Assignment – Leave out all images and set down the records exactly as given.

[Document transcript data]
+ + + + +

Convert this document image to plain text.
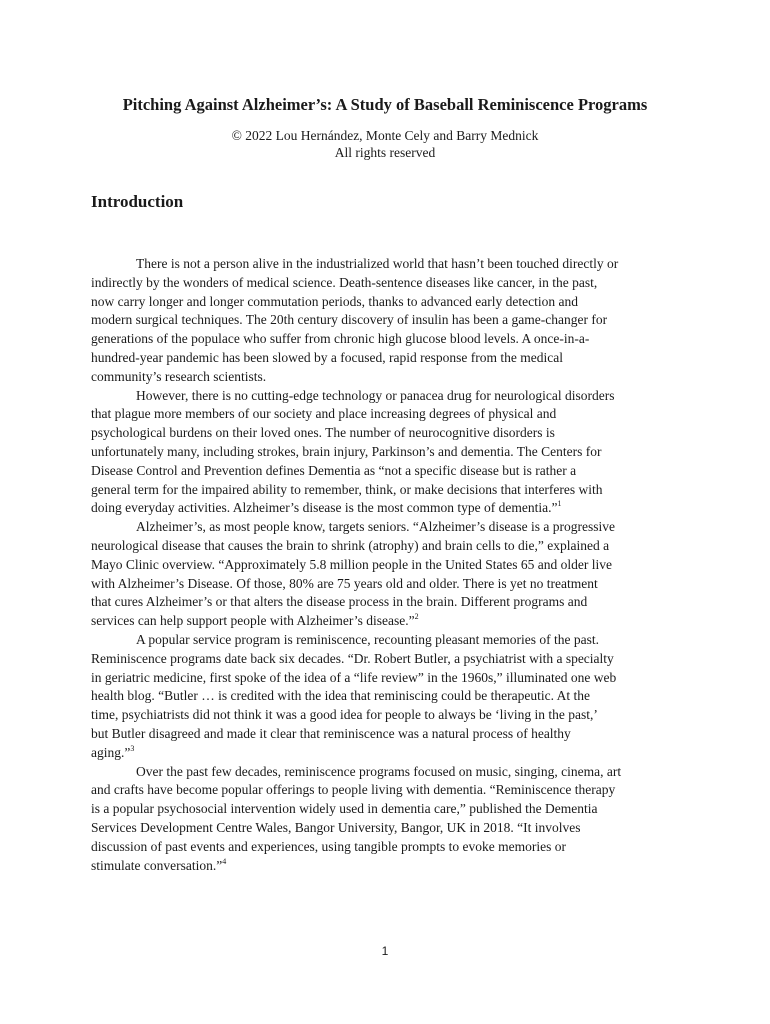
Pitching Against Alzheimer’s: A Study of Baseball Reminiscence Programs
© 2022 Lou Hernández, Monte Cely and Barry Mednick
All rights reserved
Introduction
There is not a person alive in the industrialized world that hasn’t been touched directly or
indirectly by the wonders of medical science. Death-sentence diseases like cancer, in the past,
now carry longer and longer commutation periods, thanks to advanced early detection and
modern surgical techniques. The 20th century discovery of insulin has been a game-changer for
generations of the populace who suffer from chronic high glucose blood levels. A once-in-a-
hundred-year pandemic has been slowed by a focused, rapid response from the medical
community’s research scientists.
However, there is no cutting-edge technology or panacea drug for neurological disorders
that plague more members of our society and place increasing degrees of physical and
psychological burdens on their loved ones. The number of neurocognitive disorders is
unfortunately many, including strokes, brain injury, Parkinson’s and dementia. The Centers for
Disease Control and Prevention defines Dementia as “not a specific disease but is rather a
general term for the impaired ability to remember, think, or make decisions that interferes with
doing everyday activities. Alzheimer’s disease is the most common type of dementia.”$^1$
Alzheimer’s, as most people know, targets seniors. “Alzheimer’s disease is a progressive
neurological disease that causes the brain to shrink (atrophy) and brain cells to die,” explained a
Mayo Clinic overview. “Approximately 5.8 million people in the United States 65 and older live
with Alzheimer’s Disease. Of those, 80% are 75 years old and older. There is yet no treatment
that cures Alzheimer’s or that alters the disease process in the brain. Different programs and
services can help support people with Alzheimer’s disease.”$^2$
A popular service program is reminiscence, recounting pleasant memories of the past.
Reminiscence programs date back six decades. “Dr. Robert Butler, a psychiatrist with a specialty
in geriatric medicine, first spoke of the idea of a “life review” in the 1960s,” illuminated one web
health blog. “Butler … is credited with the idea that reminiscing could be therapeutic. At the
time, psychiatrists did not think it was a good idea for people to always be ‘living in the past,’
but Butler disagreed and made it clear that reminiscence was a natural process of healthy
aging.”$^3$
Over the past few decades, reminiscence programs focused on music, singing, cinema, art
and crafts have become popular offerings to people living with dementia. “Reminiscence therapy
is a popular psychosocial intervention widely used in dementia care,” published the Dementia
Services Development Centre Wales, Bangor University, Bangor, UK in 2018. “It involves
discussion of past events and experiences, using tangible prompts to evoke memories or
stimulate conversation.”$^4$
1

+ + + + +

Answer to this problem –
Convert this document image to plain text.
Pitching Against Alzheimer’s: A Study of Baseball Reminiscence Programs
© 2022 Lou Hernández, Monte Cely and Barry Mednick
All rights reserved
Introduction
There is not a person alive in the industrialized world that hasn’t been touched directly or
indirectly by the wonders of medical science. Death-sentence diseases like cancer, in the past,
now carry longer and longer commutation periods, thanks to advanced early detection and
modern surgical techniques. The 20th century discovery of insulin has been a game-changer for
generations of the populace who suffer from chronic high glucose blood levels. A once-in-a-
hundred-year pandemic has been slowed by a focused, rapid response from the medical
community’s research scientists.
However, there is no cutting-edge technology or panacea drug for neurological disorders
that plague more members of our society and place increasing degrees of physical and
psychological burdens on their loved ones. The number of neurocognitive disorders is
unfortunately many, including strokes, brain injury, Parkinson’s and dementia. The Centers for
Disease Control and Prevention defines Dementia as “not a specific disease but is rather a
general term for the impaired ability to remember, think, or make decisions that interferes with
doing everyday activities. Alzheimer’s disease is the most common type of dementia.”$^1$
Alzheimer’s, as most people know, targets seniors. “Alzheimer’s disease is a progressive
neurological disease that causes the brain to shrink (atrophy) and brain cells to die,” explained a
Mayo Clinic overview. “Approximately 5.8 million people in the United States 65 and older live
with Alzheimer’s Disease. Of those, 80% are 75 years old and older. There is yet no treatment
that cures Alzheimer’s or that alters the disease process in the brain. Different programs and
services can help support people with Alzheimer’s disease.”$^2$
A popular service program is reminiscence, recounting pleasant memories of the past.
Reminiscence programs date back six decades. “Dr. Robert Butler, a psychiatrist with a specialty
in geriatric medicine, first spoke of the idea of a “life review” in the 1960s,” illuminated one web
health blog. “Butler … is credited with the idea that reminiscing could be therapeutic. At the
time, psychiatrists did not think it was a good idea for people to always be ‘living in the past,’
but Butler disagreed and made it clear that reminiscence was a natural process of healthy
aging.”$^3$
Over the past few decades, reminiscence programs focused on music, singing, cinema, art
and crafts have become popular offerings to people living with dementia. “Reminiscence therapy
is a popular psychosocial intervention widely used in dementia care,” published the Dementia
Services Development Centre Wales, Bangor University, Bangor, UK in 2018. “It involves
discussion of past events and experiences, using tangible prompts to evoke memories or
stimulate conversation.”$^4$
1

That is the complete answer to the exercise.